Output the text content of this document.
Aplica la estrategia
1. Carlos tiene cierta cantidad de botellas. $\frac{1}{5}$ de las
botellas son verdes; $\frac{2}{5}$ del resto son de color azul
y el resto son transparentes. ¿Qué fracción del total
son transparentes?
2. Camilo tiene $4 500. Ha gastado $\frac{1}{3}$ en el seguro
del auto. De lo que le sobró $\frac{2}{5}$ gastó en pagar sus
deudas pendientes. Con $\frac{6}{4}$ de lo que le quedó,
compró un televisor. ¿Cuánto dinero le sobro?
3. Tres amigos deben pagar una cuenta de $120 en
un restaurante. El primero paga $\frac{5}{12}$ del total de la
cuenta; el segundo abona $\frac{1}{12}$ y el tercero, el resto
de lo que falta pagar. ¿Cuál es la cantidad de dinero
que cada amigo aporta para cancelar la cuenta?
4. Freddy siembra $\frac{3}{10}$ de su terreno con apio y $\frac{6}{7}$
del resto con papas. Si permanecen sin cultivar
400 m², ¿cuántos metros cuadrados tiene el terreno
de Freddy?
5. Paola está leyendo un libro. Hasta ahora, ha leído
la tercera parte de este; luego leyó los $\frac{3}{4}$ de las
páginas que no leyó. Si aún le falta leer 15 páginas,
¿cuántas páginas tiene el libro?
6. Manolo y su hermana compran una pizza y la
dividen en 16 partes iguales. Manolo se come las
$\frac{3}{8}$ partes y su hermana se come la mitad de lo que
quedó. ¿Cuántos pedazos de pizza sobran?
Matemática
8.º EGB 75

• • • • • • •

■ **Aim**
Copy all data exactly, start to finish.

■ **Solution for this task**
Output the text content of this document.
Aplica la estrategia
1. Carlos tiene cierta cantidad de botellas. $\frac{1}{5}$ de las
botellas son verdes; $\frac{2}{5}$ del resto son de color azul
y el resto son transparentes. ¿Qué fracción del total
son transparentes?
2. Camilo tiene $4 500. Ha gastado $\frac{1}{3}$ en el seguro
del auto. De lo que le sobró $\frac{2}{5}$ gastó en pagar sus
deudas pendientes. Con $\frac{6}{4}$ de lo que le quedó,
compró un televisor. ¿Cuánto dinero le sobro?
3. Tres amigos deben pagar una cuenta de $120 en
un restaurante. El primero paga $\frac{5}{12}$ del total de la
cuenta; el segundo abona $\frac{1}{12}$ y el tercero, el resto
de lo que falta pagar. ¿Cuál es la cantidad de dinero
que cada amigo aporta para cancelar la cuenta?
4. Freddy siembra $\frac{3}{10}$ de su terreno con apio y $\frac{6}{7}$
del resto con papas. Si permanecen sin cultivar
400 m², ¿cuántos metros cuadrados tiene el terreno
de Freddy?
5. Paola está leyendo un libro. Hasta ahora, ha leído
la tercera parte de este; luego leyó los $\frac{3}{4}$ de las
páginas que no leyó. Si aún le falta leer 15 páginas,
¿cuántas páginas tiene el libro?
6. Manolo y su hermana compran una pizza y la
dividen en 16 partes iguales. Manolo se come las
$\frac{3}{8}$ partes y su hermana se come la mitad de lo que
quedó. ¿Cuántos pedazos de pizza sobran?
Matemática
8.º EGB 75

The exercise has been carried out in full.